Please output the records below in full, exactly as given, but without the images.

(Rows from a figure dataset)
START

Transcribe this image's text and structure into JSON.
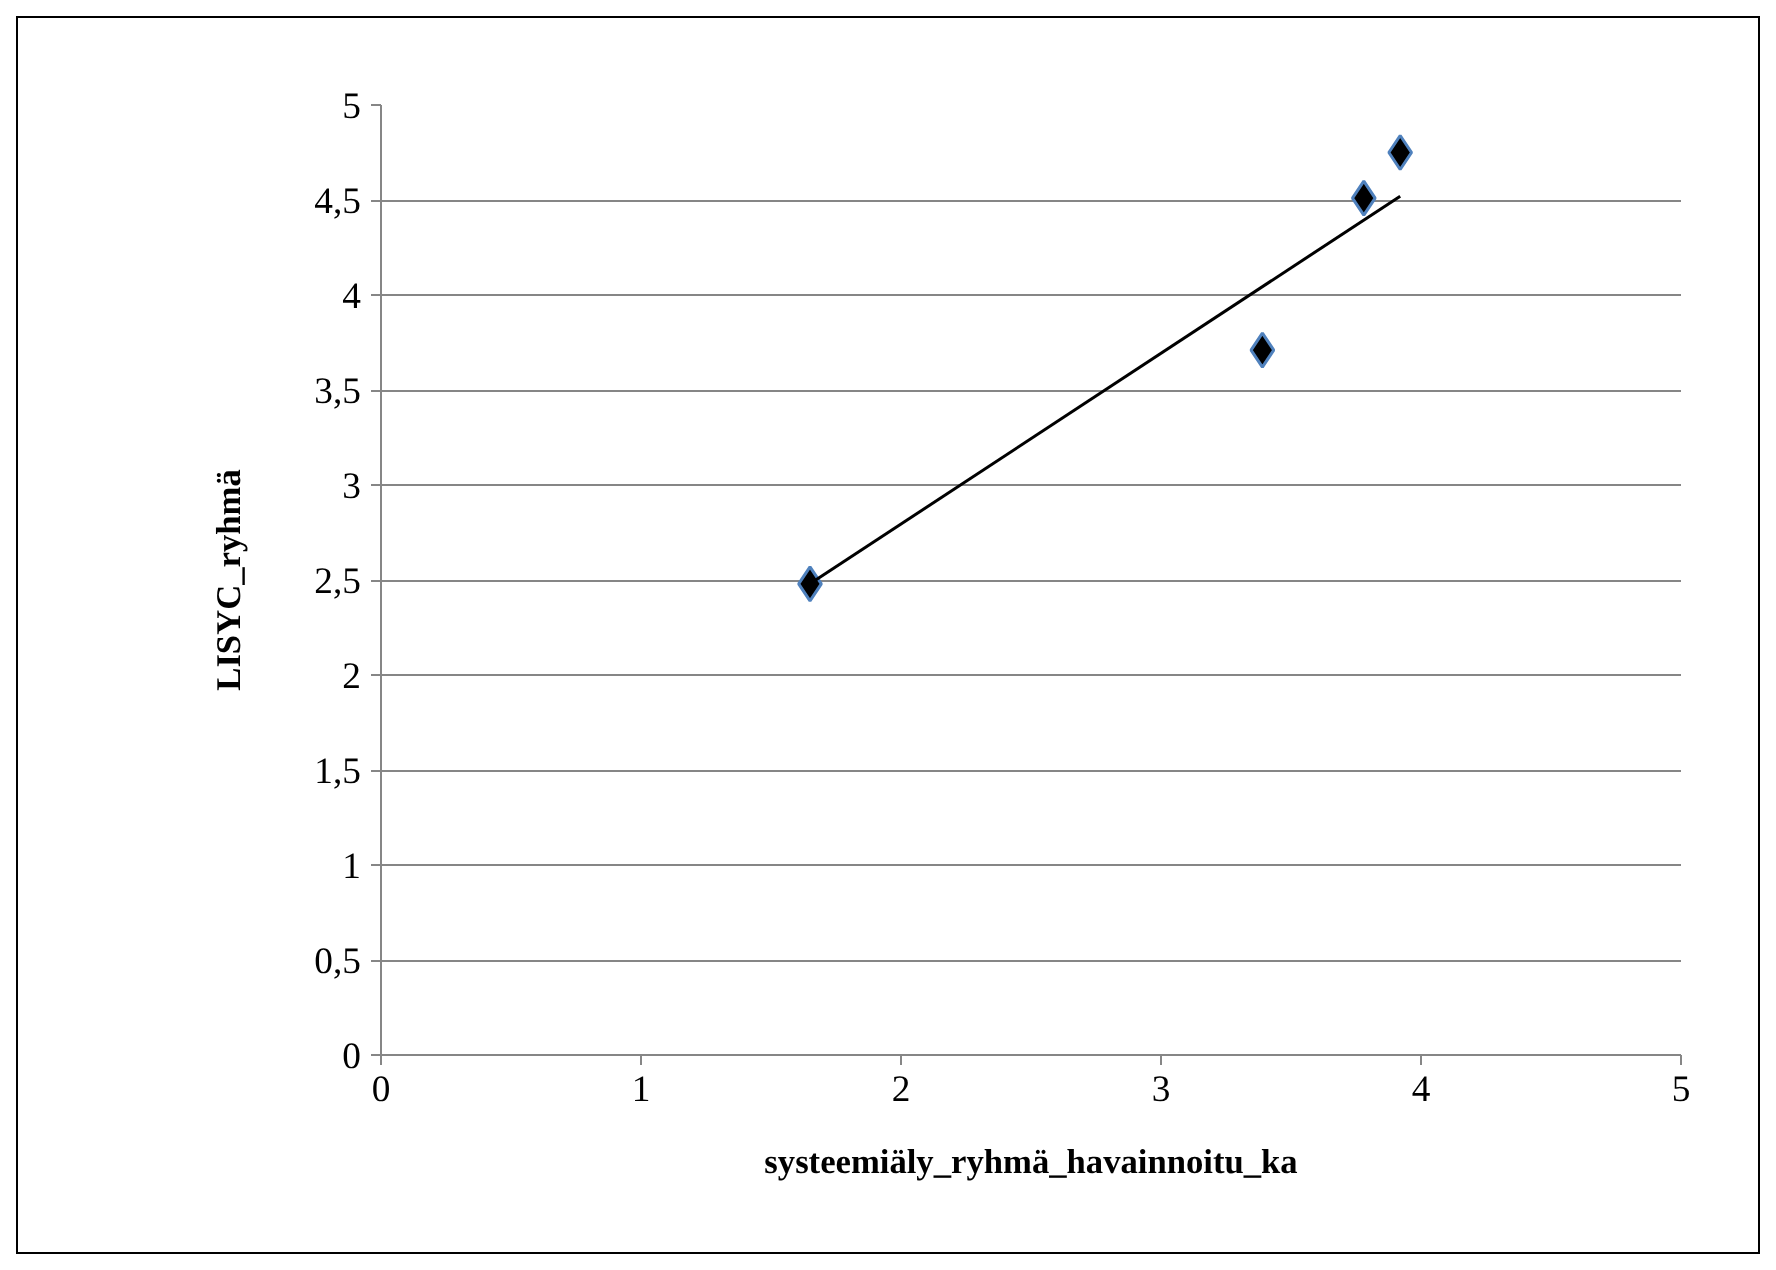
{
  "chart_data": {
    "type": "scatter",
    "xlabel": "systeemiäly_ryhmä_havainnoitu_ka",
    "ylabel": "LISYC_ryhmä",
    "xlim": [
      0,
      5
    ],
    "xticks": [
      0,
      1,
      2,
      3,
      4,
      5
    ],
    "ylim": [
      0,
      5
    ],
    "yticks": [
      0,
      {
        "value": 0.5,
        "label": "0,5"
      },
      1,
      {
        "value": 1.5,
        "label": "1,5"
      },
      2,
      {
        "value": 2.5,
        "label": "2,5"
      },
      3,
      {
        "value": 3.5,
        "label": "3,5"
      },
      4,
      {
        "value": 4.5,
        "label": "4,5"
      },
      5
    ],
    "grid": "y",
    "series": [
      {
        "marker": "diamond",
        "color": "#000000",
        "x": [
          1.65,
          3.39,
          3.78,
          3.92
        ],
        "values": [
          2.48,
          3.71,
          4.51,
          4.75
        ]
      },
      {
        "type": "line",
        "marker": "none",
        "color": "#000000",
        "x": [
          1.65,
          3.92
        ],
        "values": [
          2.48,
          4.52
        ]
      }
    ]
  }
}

END

▶ [Task result]:
Transcribe this image's text and structure into JSON.
{
  "chart_data": {
    "type": "scatter",
    "xlabel": "systeemiäly_ryhmä_havainnoitu_ka",
    "ylabel": "LISYC_ryhmä",
    "xlim": [
      0,
      5
    ],
    "xticks": [
      0,
      1,
      2,
      3,
      4,
      5
    ],
    "ylim": [
      0,
      5
    ],
    "yticks": [
      0,
      {
        "value": 0.5,
        "label": "0,5"
      },
      1,
      {
        "value": 1.5,
        "label": "1,5"
      },
      2,
      {
        "value": 2.5,
        "label": "2,5"
      },
      3,
      {
        "value": 3.5,
        "label": "3,5"
      },
      4,
      {
        "value": 4.5,
        "label": "4,5"
      },
      5
    ],
    "grid": "y",
    "series": [
      {
        "marker": "diamond",
        "color": "#000000",
        "x": [
          1.65,
          3.39,
          3.78,
          3.92
        ],
        "values": [
          2.48,
          3.71,
          4.51,
          4.75
        ]
      },
      {
        "type": "line",
        "marker": "none",
        "color": "#000000",
        "x": [
          1.65,
          3.92
        ],
        "values": [
          2.48,
          4.52
        ]
      }
    ]
  }
}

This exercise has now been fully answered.